→ EXERCISE
Return each line of the items below that contains the string "page".

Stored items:
________________

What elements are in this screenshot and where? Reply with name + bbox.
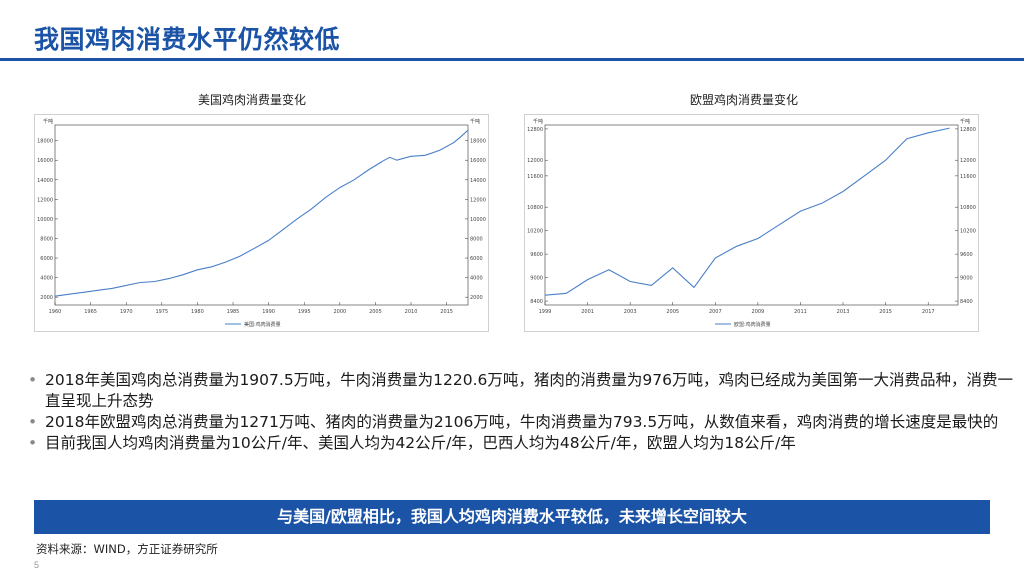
bullet-text: 2018年欧盟鸡肉总消费量为1271万吨、猪肉的消费量为2106万吨，牛肉消费量… [45,413,999,431]
x-tick-label: 1995 [298,309,311,315]
legend-label: 欧盟:鸡肉消费量 [734,321,771,328]
x-tick-label: 2005 [369,309,382,315]
bullet-text: 2018年美国鸡肉总消费量为1907.5万吨，牛肉消费量为1220.6万吨，猪肉… [45,371,1014,410]
series-line [544,127,950,296]
x-tick-label: 2009 [752,309,765,315]
y-tick-label: 12000 [470,197,486,203]
y-tick-label: 2000 [40,295,53,301]
bullet-marker: • [28,371,38,389]
y-tick-label: 11600 [527,174,543,180]
x-tick-label: 2007 [709,309,722,315]
y-tick-label: 10000 [37,217,53,223]
y-tick-label: 9600 [960,252,973,258]
y-tick-label: 10200 [527,229,543,235]
x-tick-label: 1990 [262,309,275,315]
x-tick-label: 2010 [405,309,418,315]
us-chicken-chart: 千吨 千吨 18000 18000 16000 16000 14000 14000 12000 1… [34,114,489,332]
series-line [54,129,469,297]
legend-label: 美国:鸡肉消费量 [244,321,281,328]
x-tick-label: 2000 [333,309,346,315]
y-tick-label: 4000 [470,276,483,282]
y-tick-label: 12800 [960,127,976,133]
page-title: 我国鸡肉消费水平仍然较低 [34,25,341,54]
bullet-text: 目前我国人均鸡肉消费量为10公斤/年、美国人均为42公斤/年，巴西人均为48公斤… [45,434,796,452]
y-tick-label: 12000 [37,197,53,203]
y-tick-label: 16000 [37,158,53,164]
unit-label: 千吨 [470,118,480,125]
y-tick-label: 12800 [527,127,543,133]
x-tick-label: 1999 [539,309,552,315]
y-tick-label: 8400 [960,299,973,305]
unit-label: 千吨 [533,118,543,125]
y-tick-label: 2000 [470,295,483,301]
x-tick-label: 1975 [155,309,168,315]
y-tick-label: 18000 [37,139,53,145]
y-tick-label: 4000 [40,276,53,282]
y-tick-label: 9000 [530,276,543,282]
source-note: 资料来源：WIND，方正证券研究所 [36,542,218,556]
x-tick-label: 2003 [624,309,637,315]
x-tick-label: 1970 [120,309,133,315]
x-tick-label: 2015 [879,309,892,315]
x-tick-label: 1960 [49,309,62,315]
bullet-list: • 2018年美国鸡肉总消费量为1907.5万吨，牛肉消费量为1220.6万吨，… [24,370,1014,454]
x-tick-label: 2017 [922,309,935,315]
y-tick-label: 12000 [527,158,543,164]
y-tick-label: 10200 [960,229,976,235]
y-tick-label: 14000 [470,178,486,184]
title-divider [0,58,1024,61]
x-tick-label: 1985 [227,309,240,315]
eu-chart-title: 欧盟鸡肉消费量变化 [690,93,799,107]
y-tick-label: 6000 [470,256,483,262]
y-tick-label: 8400 [530,299,543,305]
x-tick-label: 2001 [581,309,594,315]
y-tick-label: 18000 [470,139,486,145]
bullet-item: • 2018年美国鸡肉总消费量为1907.5万吨，牛肉消费量为1220.6万吨，… [24,370,1014,412]
conclusion-banner: 与美国/欧盟相比，我国人均鸡肉消费水平较低，未来增长空间较大 [34,500,990,534]
y-tick-label: 12000 [960,158,976,164]
unit-label: 千吨 [960,118,970,125]
unit-label: 千吨 [43,118,53,125]
chart-svg: 千吨 千吨 18000 18000 16000 16000 14000 14000 12000 1… [37,118,486,328]
y-tick-label: 10800 [960,205,976,211]
us-chart-title: 美国鸡肉消费量变化 [198,93,307,107]
x-tick-label: 2013 [837,309,850,315]
x-tick-label: 1980 [191,309,204,315]
y-tick-label: 16000 [470,158,486,164]
y-tick-label: 9600 [530,252,543,258]
chart-svg: 千吨 千吨 12800 12800 12000 12000 11600 11600 10800 1… [527,118,976,328]
x-tick-label: 1965 [84,309,97,315]
page-number: 5 [34,560,40,570]
bullet-item: • 目前我国人均鸡肉消费量为10公斤/年、美国人均为42公斤/年，巴西人均为48… [24,433,1014,454]
y-tick-label: 10000 [470,217,486,223]
y-tick-label: 11600 [960,174,976,180]
y-tick-label: 9000 [960,276,973,282]
eu-chicken-chart: 千吨 千吨 12800 12800 12000 12000 11600 11600 10800 1… [524,114,979,332]
y-tick-label: 14000 [37,178,53,184]
bullet-marker: • [28,413,38,431]
y-tick-label: 8000 [470,236,483,242]
bullet-marker: • [28,434,38,452]
plot-area [54,124,469,306]
x-tick-label: 2015 [440,309,453,315]
x-tick-label: 2011 [794,309,807,315]
x-tick-label: 2005 [666,309,679,315]
bullet-item: • 2018年欧盟鸡肉总消费量为1271万吨、猪肉的消费量为2106万吨，牛肉消… [24,412,1014,433]
plot-area [544,124,959,306]
y-tick-label: 10800 [527,205,543,211]
y-tick-label: 6000 [40,256,53,262]
y-tick-label: 8000 [40,236,53,242]
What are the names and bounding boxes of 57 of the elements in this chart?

________________

→ TASK ANSWER
page-title: 我国鸡肉消费水平仍然较低 [34,25,341,54]
page-number: 5 [34,560,40,570]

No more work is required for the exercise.